AIM OF THE TASK
Repeat the records below exactly, leaving out every picture.

Data items
==============================

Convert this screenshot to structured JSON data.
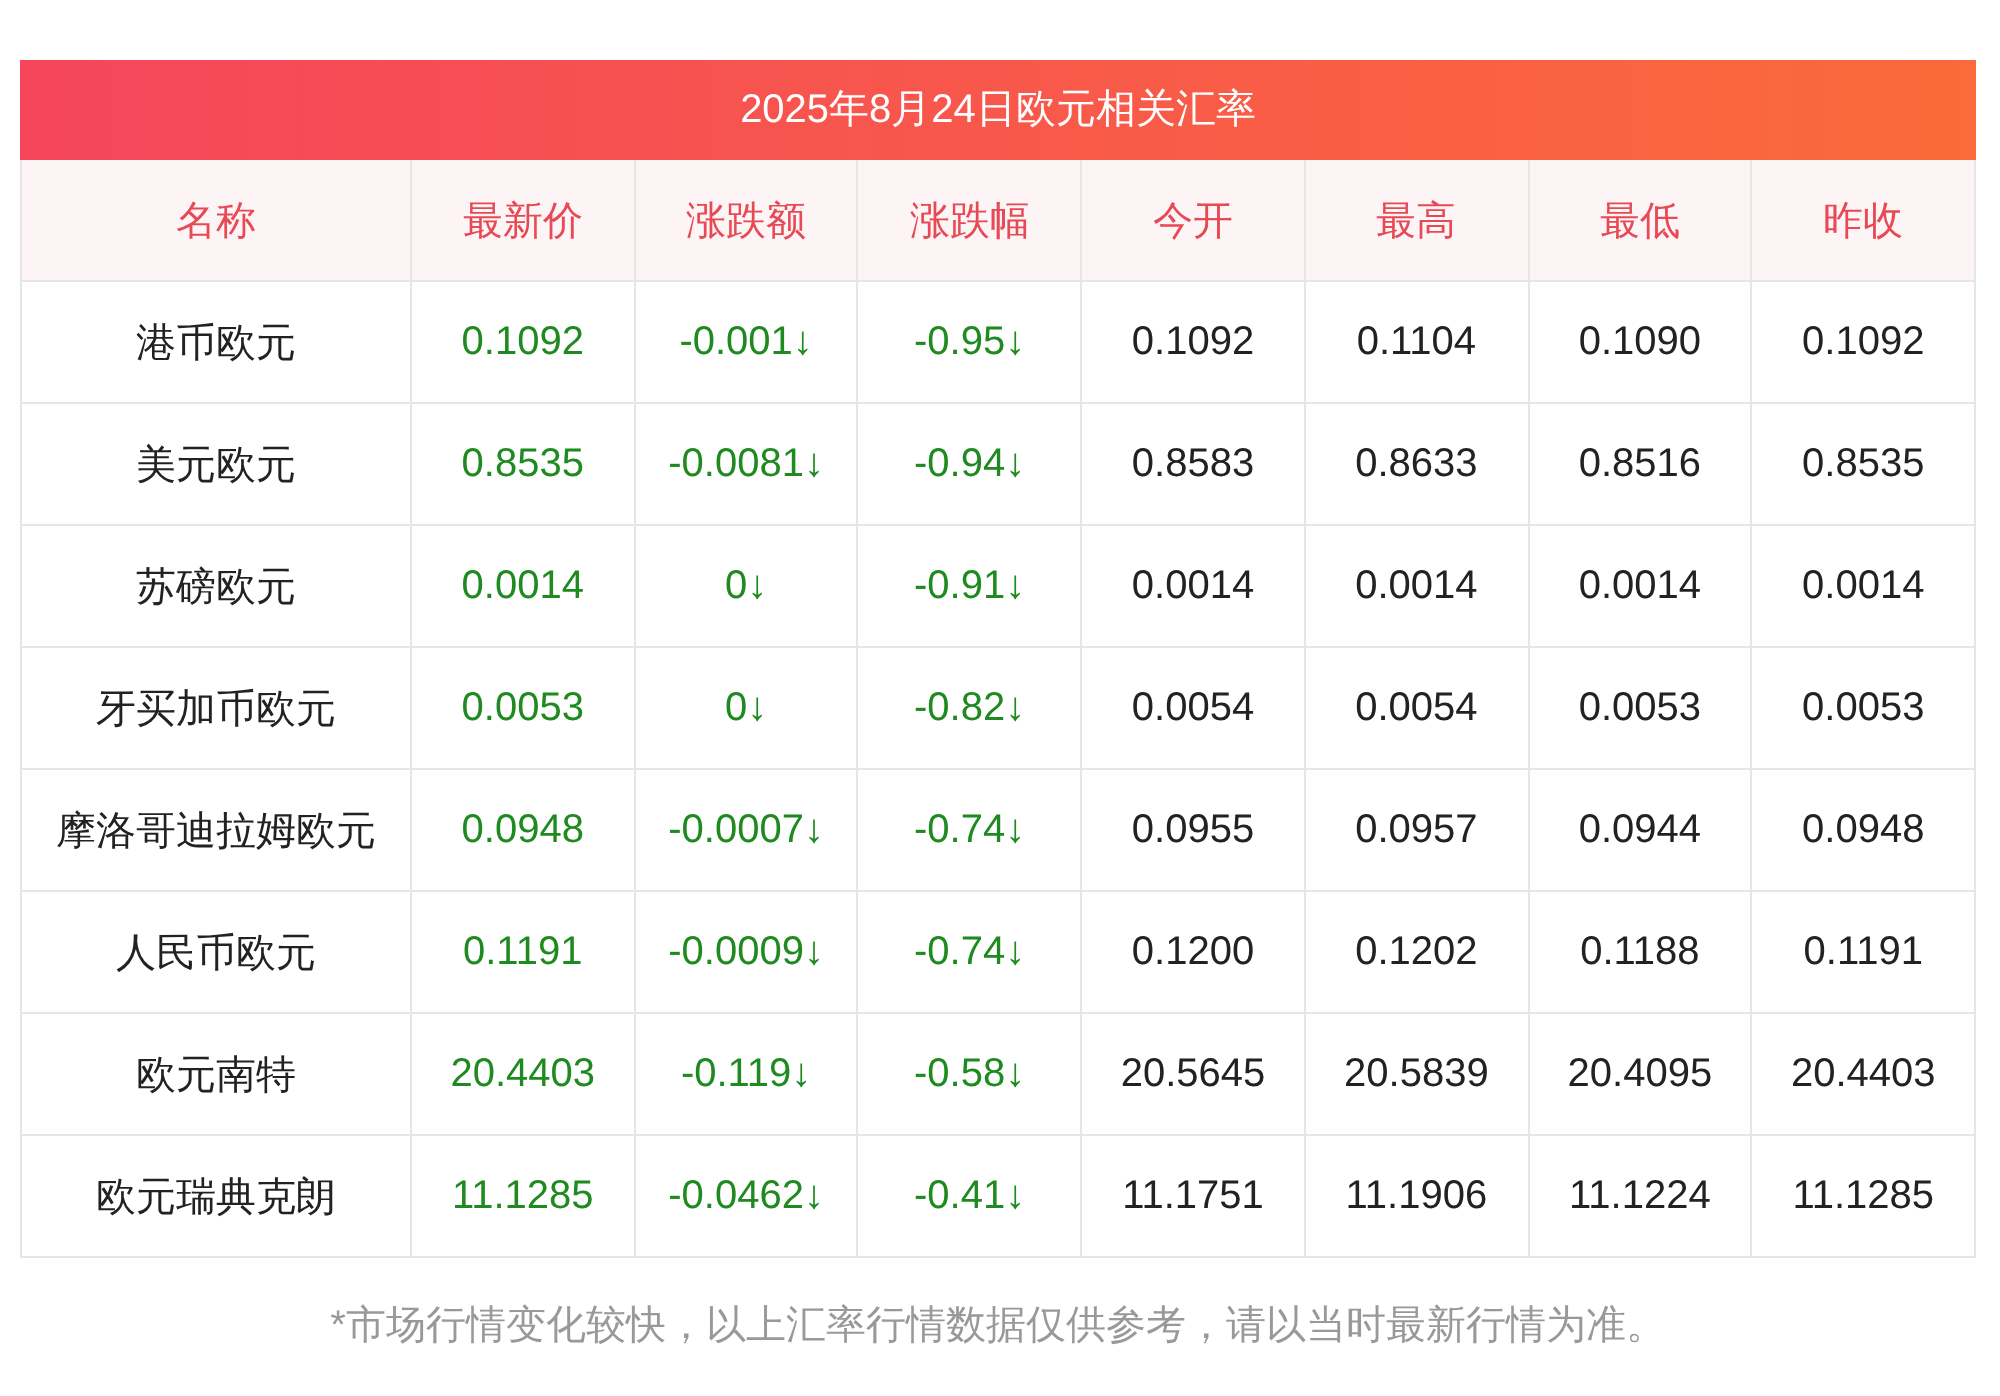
{
  "title": "2025年8月24日欧元相关汇率",
  "columns": [
    "名称",
    "最新价",
    "涨跌额",
    "涨跌幅",
    "今开",
    "最高",
    "最低",
    "昨收"
  ],
  "rows": [
    {
      "name": "港币欧元",
      "color": "#1f8a1f",
      "latest": "0.1092",
      "change": "-0.001↓",
      "change_pct": "-0.95↓",
      "open": "0.1092",
      "high": "0.1104",
      "low": "0.1090",
      "prev_close": "0.1092"
    },
    {
      "name": "美元欧元",
      "color": "#1f8a1f",
      "latest": "0.8535",
      "change": "-0.0081↓",
      "change_pct": "-0.94↓",
      "open": "0.8583",
      "high": "0.8633",
      "low": "0.8516",
      "prev_close": "0.8535"
    },
    {
      "name": "苏磅欧元",
      "color": "#1f8a1f",
      "latest": "0.0014",
      "change": "0↓",
      "change_pct": "-0.91↓",
      "open": "0.0014",
      "high": "0.0014",
      "low": "0.0014",
      "prev_close": "0.0014"
    },
    {
      "name": "牙买加币欧元",
      "color": "#1f8a1f",
      "latest": "0.0053",
      "change": "0↓",
      "change_pct": "-0.82↓",
      "open": "0.0054",
      "high": "0.0054",
      "low": "0.0053",
      "prev_close": "0.0053"
    },
    {
      "name": "摩洛哥迪拉姆欧元",
      "color": "#1f8a1f",
      "latest": "0.0948",
      "change": "-0.0007↓",
      "change_pct": "-0.74↓",
      "open": "0.0955",
      "high": "0.0957",
      "low": "0.0944",
      "prev_close": "0.0948"
    },
    {
      "name": "人民币欧元",
      "color": "#1f8a1f",
      "latest": "0.1191",
      "change": "-0.0009↓",
      "change_pct": "-0.74↓",
      "open": "0.1200",
      "high": "0.1202",
      "low": "0.1188",
      "prev_close": "0.1191"
    },
    {
      "name": "欧元南特",
      "color": "#1f8a1f",
      "latest": "20.4403",
      "change": "-0.119↓",
      "change_pct": "-0.58↓",
      "open": "20.5645",
      "high": "20.5839",
      "low": "20.4095",
      "prev_close": "20.4403"
    },
    {
      "name": "欧元瑞典克朗",
      "color": "#1f8a1f",
      "latest": "11.1285",
      "change": "-0.0462↓",
      "change_pct": "-0.41↓",
      "open": "11.1751",
      "high": "11.1906",
      "low": "11.1224",
      "prev_close": "11.1285"
    }
  ],
  "note": "*市场行情变化较快，以上汇率行情数据仅供参考，请以当时最新行情为准。"
}
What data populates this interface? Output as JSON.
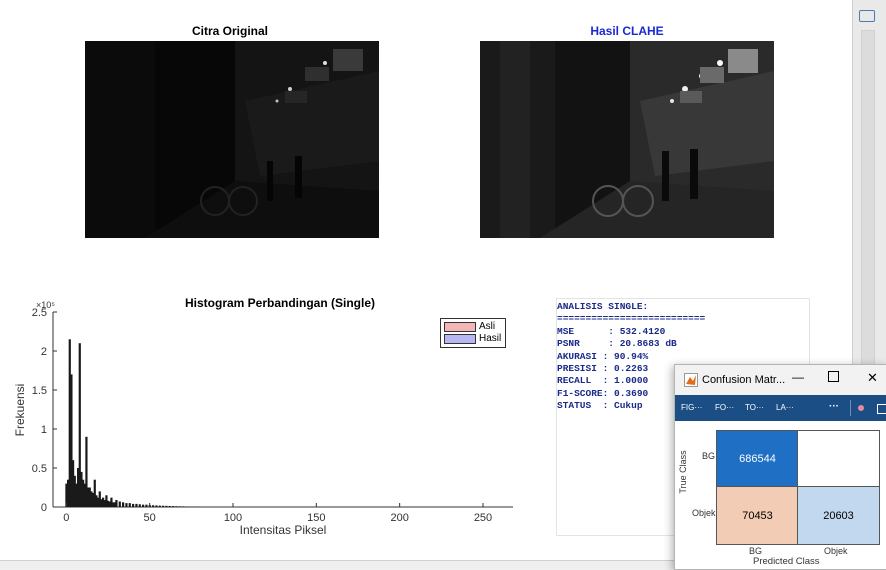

==============================

WRITTEN REPLY
Convert this screenshot to structured JSON data.
{
  "title": "2025年8月24日欧元相关汇率",
  "columns": [
    "名称",
    "最新价",
    "涨跌额",
    "涨跌幅",
    "今开",
    "最高",
    "最低",
    "昨收"
  ],
  "rows": [
    {
      "name": "港币欧元",
      "color": "#1f8a1f",
      "latest": "0.1092",
      "change": "-0.001↓",
      "change_pct": "-0.95↓",
      "open": "0.1092",
      "high": "0.1104",
      "low": "0.1090",
      "prev_close": "0.1092"
    },
    {
      "name": "美元欧元",
      "color": "#1f8a1f",
      "latest": "0.8535",
      "change": "-0.0081↓",
      "change_pct": "-0.94↓",
      "open": "0.8583",
      "high": "0.8633",
      "low": "0.8516",
      "prev_close": "0.8535"
    },
    {
      "name": "苏磅欧元",
      "color": "#1f8a1f",
      "latest": "0.0014",
      "change": "0↓",
      "change_pct": "-0.91↓",
      "open": "0.0014",
      "high": "0.0014",
      "low": "0.0014",
      "prev_close": "0.0014"
    },
    {
      "name": "牙买加币欧元",
      "color": "#1f8a1f",
      "latest": "0.0053",
      "change": "0↓",
      "change_pct": "-0.82↓",
      "open": "0.0054",
      "high": "0.0054",
      "low": "0.0053",
      "prev_close": "0.0053"
    },
    {
      "name": "摩洛哥迪拉姆欧元",
      "color": "#1f8a1f",
      "latest": "0.0948",
      "change": "-0.0007↓",
      "change_pct": "-0.74↓",
      "open": "0.0955",
      "high": "0.0957",
      "low": "0.0944",
      "prev_close": "0.0948"
    },
    {
      "name": "人民币欧元",
      "color": "#1f8a1f",
      "latest": "0.1191",
      "change": "-0.0009↓",
      "change_pct": "-0.74↓",
      "open": "0.1200",
      "high": "0.1202",
      "low": "0.1188",
      "prev_close": "0.1191"
    },
    {
      "name": "欧元南特",
      "color": "#1f8a1f",
      "latest": "20.4403",
      "change": "-0.119↓",
      "change_pct": "-0.58↓",
      "open": "20.5645",
      "high": "20.5839",
      "low": "20.4095",
      "prev_close": "20.4403"
    },
    {
      "name": "欧元瑞典克朗",
      "color": "#1f8a1f",
      "latest": "11.1285",
      "change": "-0.0462↓",
      "change_pct": "-0.41↓",
      "open": "11.1751",
      "high": "11.1906",
      "low": "11.1224",
      "prev_close": "11.1285"
    }
  ],
  "note": "*市场行情变化较快，以上汇率行情数据仅供参考，请以当时最新行情为准。"
}
What data populates this interface? Output as JSON.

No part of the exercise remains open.